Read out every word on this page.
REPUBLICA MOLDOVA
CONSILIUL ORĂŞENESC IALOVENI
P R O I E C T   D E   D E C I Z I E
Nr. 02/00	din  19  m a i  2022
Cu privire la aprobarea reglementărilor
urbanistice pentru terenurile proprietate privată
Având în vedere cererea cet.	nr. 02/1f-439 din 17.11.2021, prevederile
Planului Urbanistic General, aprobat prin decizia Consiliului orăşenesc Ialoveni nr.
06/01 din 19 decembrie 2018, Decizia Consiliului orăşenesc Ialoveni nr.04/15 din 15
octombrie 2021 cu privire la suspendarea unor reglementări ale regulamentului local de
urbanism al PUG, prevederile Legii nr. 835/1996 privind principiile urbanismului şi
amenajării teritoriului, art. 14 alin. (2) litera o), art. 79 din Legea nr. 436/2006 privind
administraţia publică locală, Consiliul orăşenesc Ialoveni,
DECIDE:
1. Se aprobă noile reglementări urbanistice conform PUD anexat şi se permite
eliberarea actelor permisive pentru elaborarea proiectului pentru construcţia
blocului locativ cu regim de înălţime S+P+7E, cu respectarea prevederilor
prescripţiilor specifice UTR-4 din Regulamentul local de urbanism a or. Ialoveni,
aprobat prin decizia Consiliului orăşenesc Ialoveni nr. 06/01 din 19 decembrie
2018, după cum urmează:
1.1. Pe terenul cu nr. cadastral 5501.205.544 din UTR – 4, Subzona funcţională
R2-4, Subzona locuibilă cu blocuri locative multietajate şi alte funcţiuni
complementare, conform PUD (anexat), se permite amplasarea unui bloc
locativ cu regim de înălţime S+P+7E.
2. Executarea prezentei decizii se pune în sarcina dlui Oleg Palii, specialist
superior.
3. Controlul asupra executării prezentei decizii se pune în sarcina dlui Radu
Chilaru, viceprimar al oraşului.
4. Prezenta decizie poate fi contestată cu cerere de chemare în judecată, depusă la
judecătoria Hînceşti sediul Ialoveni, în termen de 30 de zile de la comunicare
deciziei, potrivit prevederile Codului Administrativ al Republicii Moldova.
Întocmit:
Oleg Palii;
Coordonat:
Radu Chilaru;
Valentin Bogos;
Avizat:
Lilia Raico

TASK GOAL: Write out the entries above once more, without altering anything.

ANSWER BELOW:
Read out every word on this page.
REPUBLICA MOLDOVA
CONSILIUL ORĂŞENESC IALOVENI
P R O I E C T   D E   D E C I Z I E
Nr. 02/00	din  19  m a i  2022
Cu privire la aprobarea reglementărilor
urbanistice pentru terenurile proprietate privată
Având în vedere cererea cet.	nr. 02/1f-439 din 17.11.2021, prevederile
Planului Urbanistic General, aprobat prin decizia Consiliului orăşenesc Ialoveni nr.
06/01 din 19 decembrie 2018, Decizia Consiliului orăşenesc Ialoveni nr.04/15 din 15
octombrie 2021 cu privire la suspendarea unor reglementări ale regulamentului local de
urbanism al PUG, prevederile Legii nr. 835/1996 privind principiile urbanismului şi
amenajării teritoriului, art. 14 alin. (2) litera o), art. 79 din Legea nr. 436/2006 privind
administraţia publică locală, Consiliul orăşenesc Ialoveni,
DECIDE:
1. Se aprobă noile reglementări urbanistice conform PUD anexat şi se permite
eliberarea actelor permisive pentru elaborarea proiectului pentru construcţia
blocului locativ cu regim de înălţime S+P+7E, cu respectarea prevederilor
prescripţiilor specifice UTR-4 din Regulamentul local de urbanism a or. Ialoveni,
aprobat prin decizia Consiliului orăşenesc Ialoveni nr. 06/01 din 19 decembrie
2018, după cum urmează:
1.1. Pe terenul cu nr. cadastral 5501.205.544 din UTR – 4, Subzona funcţională
R2-4, Subzona locuibilă cu blocuri locative multietajate şi alte funcţiuni
complementare, conform PUD (anexat), se permite amplasarea unui bloc
locativ cu regim de înălţime S+P+7E.
2. Executarea prezentei decizii se pune în sarcina dlui Oleg Palii, specialist
superior.
3. Controlul asupra executării prezentei decizii se pune în sarcina dlui Radu
Chilaru, viceprimar al oraşului.
4. Prezenta decizie poate fi contestată cu cerere de chemare în judecată, depusă la
judecătoria Hînceşti sediul Ialoveni, în termen de 30 de zile de la comunicare
deciziei, potrivit prevederile Codului Administrativ al Republicii Moldova.
Întocmit:
Oleg Palii;
Coordonat:
Radu Chilaru;
Valentin Bogos;
Avizat:
Lilia Raico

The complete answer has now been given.